> [TASK PROMPT]: Give only the number of lines that include the string "México".

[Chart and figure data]
begin

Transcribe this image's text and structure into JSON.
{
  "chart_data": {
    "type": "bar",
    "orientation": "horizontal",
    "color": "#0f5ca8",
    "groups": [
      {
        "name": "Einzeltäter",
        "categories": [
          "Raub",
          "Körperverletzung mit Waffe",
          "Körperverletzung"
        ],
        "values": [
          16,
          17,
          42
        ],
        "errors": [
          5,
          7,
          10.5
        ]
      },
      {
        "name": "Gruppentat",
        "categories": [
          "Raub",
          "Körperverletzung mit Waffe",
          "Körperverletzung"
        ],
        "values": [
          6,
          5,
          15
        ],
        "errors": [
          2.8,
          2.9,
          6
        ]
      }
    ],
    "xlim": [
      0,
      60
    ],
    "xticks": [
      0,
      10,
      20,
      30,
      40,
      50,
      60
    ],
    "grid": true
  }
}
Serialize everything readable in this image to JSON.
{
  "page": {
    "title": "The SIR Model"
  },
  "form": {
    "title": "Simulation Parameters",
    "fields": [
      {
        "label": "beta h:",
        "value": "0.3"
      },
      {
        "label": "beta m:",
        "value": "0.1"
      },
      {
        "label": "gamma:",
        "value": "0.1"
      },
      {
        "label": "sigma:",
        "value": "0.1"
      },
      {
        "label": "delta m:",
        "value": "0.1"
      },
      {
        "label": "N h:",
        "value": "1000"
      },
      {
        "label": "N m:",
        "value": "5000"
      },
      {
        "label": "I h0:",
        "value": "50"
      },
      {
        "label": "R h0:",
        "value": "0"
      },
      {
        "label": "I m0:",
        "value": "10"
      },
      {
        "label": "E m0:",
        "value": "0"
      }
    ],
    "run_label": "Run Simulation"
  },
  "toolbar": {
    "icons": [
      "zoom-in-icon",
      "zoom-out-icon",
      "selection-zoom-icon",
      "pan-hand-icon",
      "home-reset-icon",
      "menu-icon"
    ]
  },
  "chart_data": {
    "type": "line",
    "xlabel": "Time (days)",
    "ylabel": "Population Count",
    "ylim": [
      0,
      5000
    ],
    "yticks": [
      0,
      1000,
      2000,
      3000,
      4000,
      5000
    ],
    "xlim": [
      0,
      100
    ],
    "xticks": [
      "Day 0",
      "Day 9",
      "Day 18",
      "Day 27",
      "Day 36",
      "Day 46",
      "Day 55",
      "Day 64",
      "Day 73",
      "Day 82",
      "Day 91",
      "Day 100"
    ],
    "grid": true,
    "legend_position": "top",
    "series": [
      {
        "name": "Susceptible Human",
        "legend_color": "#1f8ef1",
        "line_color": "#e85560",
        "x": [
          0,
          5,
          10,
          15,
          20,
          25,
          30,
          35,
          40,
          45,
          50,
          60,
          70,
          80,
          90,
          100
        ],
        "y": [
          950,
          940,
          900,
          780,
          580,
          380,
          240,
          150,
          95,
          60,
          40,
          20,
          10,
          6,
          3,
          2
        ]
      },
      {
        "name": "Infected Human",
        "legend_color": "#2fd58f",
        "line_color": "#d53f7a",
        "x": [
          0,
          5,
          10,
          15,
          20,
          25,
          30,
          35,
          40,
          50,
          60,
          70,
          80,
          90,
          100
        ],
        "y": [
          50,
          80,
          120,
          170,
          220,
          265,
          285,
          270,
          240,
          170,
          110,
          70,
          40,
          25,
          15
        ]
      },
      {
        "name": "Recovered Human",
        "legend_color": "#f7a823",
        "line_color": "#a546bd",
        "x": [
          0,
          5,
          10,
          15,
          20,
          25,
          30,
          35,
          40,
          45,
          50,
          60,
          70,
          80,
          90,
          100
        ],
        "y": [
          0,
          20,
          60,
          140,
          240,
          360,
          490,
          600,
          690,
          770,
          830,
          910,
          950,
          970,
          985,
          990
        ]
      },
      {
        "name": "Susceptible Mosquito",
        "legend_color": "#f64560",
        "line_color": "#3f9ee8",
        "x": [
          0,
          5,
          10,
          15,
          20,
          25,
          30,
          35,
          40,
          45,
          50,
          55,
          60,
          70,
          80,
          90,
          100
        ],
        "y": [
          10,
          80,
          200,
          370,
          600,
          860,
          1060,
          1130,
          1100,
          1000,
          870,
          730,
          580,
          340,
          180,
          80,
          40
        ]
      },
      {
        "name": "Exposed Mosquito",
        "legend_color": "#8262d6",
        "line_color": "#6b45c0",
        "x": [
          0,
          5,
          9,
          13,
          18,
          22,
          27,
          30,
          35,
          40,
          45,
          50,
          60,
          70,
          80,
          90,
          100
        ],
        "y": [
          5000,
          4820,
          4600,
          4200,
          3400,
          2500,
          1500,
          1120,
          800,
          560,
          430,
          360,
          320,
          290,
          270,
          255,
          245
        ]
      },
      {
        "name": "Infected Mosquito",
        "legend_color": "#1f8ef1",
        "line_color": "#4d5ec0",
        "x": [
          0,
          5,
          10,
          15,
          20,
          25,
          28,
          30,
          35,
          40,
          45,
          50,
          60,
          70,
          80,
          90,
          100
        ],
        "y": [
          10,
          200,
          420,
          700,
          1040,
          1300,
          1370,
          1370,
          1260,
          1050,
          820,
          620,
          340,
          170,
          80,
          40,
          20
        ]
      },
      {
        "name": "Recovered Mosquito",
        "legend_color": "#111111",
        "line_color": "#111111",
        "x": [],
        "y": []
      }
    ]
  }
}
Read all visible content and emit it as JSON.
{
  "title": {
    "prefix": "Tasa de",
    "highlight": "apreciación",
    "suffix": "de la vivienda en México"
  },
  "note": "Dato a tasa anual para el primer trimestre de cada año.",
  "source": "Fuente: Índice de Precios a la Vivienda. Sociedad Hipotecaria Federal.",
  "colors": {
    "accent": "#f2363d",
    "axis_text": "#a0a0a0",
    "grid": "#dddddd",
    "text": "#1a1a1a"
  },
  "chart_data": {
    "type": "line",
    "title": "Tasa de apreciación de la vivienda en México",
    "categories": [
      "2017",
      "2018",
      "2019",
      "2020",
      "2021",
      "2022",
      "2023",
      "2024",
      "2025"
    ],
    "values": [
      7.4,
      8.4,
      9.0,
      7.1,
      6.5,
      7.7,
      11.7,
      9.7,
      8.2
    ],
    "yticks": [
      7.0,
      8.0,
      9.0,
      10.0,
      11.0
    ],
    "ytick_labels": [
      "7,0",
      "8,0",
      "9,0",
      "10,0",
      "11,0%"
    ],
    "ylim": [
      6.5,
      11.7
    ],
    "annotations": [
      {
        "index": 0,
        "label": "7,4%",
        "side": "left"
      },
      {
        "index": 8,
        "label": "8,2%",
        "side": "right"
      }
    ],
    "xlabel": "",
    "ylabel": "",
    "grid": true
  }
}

end

> [FINISHED EXERCISE]: 2